→ **Written exercise**
Identify and pull out each line of the entries in which "white" occurs.
━━━━━ Supplied material
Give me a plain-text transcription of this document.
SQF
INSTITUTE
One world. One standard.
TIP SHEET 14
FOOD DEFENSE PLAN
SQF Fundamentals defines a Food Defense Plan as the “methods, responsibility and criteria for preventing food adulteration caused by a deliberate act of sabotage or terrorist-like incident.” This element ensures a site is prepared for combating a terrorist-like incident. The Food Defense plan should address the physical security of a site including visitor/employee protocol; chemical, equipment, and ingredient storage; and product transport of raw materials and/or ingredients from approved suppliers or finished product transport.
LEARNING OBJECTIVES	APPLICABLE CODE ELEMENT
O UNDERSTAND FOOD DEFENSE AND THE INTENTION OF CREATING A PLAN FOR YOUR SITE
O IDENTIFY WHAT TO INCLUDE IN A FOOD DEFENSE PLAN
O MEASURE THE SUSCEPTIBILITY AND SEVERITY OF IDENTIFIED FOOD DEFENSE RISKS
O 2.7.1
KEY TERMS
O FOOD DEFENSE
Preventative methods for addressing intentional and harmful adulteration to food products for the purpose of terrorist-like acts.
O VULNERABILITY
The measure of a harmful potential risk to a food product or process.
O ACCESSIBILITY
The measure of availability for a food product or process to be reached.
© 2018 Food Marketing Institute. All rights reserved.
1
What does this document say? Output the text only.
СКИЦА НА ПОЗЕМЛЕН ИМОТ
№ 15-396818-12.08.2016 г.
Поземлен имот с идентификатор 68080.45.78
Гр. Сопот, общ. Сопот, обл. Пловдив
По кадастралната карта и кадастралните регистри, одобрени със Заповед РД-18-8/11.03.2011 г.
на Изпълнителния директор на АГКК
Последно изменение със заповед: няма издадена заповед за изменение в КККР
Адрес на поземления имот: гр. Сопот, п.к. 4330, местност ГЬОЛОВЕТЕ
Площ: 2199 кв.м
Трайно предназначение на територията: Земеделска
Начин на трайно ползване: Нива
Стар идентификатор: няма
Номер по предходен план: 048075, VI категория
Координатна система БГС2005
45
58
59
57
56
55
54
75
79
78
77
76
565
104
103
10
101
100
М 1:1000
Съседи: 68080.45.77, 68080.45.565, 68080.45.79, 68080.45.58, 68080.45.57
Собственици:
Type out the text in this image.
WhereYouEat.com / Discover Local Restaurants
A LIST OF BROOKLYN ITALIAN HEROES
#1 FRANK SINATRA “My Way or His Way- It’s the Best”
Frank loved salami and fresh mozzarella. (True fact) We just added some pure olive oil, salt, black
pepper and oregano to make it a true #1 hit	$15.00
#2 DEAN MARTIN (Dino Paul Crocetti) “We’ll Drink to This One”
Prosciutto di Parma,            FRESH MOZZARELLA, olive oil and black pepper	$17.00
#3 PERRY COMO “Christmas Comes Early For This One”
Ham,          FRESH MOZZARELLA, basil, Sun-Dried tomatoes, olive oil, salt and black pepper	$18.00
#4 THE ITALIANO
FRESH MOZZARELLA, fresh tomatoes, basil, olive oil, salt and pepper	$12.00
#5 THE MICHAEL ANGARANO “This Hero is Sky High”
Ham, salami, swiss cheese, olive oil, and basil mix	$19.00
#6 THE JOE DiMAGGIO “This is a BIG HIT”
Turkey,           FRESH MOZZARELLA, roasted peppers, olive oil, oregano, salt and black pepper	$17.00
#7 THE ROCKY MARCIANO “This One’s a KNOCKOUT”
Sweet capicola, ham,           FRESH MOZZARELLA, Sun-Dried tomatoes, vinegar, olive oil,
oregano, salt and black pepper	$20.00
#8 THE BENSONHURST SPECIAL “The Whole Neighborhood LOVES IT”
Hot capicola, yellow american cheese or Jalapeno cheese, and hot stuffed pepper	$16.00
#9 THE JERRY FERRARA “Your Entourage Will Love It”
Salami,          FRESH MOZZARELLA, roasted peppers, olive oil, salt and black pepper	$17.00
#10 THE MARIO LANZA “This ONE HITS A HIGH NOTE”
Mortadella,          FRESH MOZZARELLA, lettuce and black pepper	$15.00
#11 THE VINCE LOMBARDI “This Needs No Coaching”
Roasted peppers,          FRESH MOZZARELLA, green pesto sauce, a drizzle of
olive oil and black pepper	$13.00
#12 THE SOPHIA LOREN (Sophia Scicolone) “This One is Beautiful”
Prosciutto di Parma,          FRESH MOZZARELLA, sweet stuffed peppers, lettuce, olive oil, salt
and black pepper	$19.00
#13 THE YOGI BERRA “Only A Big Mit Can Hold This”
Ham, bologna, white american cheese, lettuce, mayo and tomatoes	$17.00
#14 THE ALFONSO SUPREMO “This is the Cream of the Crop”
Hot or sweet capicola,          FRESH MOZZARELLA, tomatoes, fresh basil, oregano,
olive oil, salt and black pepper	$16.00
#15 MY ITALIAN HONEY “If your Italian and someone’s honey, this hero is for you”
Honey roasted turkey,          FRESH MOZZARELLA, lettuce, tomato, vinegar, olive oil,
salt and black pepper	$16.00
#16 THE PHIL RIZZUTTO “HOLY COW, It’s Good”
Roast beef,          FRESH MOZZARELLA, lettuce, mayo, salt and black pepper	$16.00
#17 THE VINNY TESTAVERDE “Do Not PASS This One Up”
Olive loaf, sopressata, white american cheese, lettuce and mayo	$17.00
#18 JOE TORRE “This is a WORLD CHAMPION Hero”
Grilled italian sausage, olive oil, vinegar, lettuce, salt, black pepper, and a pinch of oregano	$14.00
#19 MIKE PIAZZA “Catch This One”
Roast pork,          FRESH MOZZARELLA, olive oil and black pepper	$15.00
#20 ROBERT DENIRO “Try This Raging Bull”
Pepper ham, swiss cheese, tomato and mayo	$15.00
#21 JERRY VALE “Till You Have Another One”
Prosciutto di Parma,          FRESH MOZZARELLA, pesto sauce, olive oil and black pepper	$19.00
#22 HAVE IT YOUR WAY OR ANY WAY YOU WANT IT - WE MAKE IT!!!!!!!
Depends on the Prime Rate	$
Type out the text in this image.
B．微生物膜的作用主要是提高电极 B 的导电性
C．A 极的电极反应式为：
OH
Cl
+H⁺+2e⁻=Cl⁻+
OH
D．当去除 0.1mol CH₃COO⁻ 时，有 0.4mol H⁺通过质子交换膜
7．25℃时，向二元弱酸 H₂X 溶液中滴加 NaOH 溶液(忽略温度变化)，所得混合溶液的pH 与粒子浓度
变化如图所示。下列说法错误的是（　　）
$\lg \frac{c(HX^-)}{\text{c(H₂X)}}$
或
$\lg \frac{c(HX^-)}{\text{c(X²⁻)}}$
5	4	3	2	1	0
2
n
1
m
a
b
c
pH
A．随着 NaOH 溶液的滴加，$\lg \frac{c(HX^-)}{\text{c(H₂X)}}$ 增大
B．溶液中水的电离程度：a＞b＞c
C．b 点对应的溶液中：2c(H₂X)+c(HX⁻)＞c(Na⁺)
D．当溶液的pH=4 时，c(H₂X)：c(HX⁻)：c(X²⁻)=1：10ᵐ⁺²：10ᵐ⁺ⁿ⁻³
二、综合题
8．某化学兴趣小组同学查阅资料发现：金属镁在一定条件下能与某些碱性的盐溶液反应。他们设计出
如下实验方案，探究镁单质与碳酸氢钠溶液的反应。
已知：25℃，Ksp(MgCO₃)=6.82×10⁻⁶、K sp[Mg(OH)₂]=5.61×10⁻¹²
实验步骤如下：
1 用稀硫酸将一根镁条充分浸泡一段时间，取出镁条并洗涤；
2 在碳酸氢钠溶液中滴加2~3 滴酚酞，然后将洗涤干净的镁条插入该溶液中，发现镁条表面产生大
━━━━━━━━━━
→ **Output of the exercise**
Ham, bologna, white american cheese, lettuce, mayo and tomatoes	$17.00
Olive loaf, sopressata, white american cheese, lettuce and mayo	$17.00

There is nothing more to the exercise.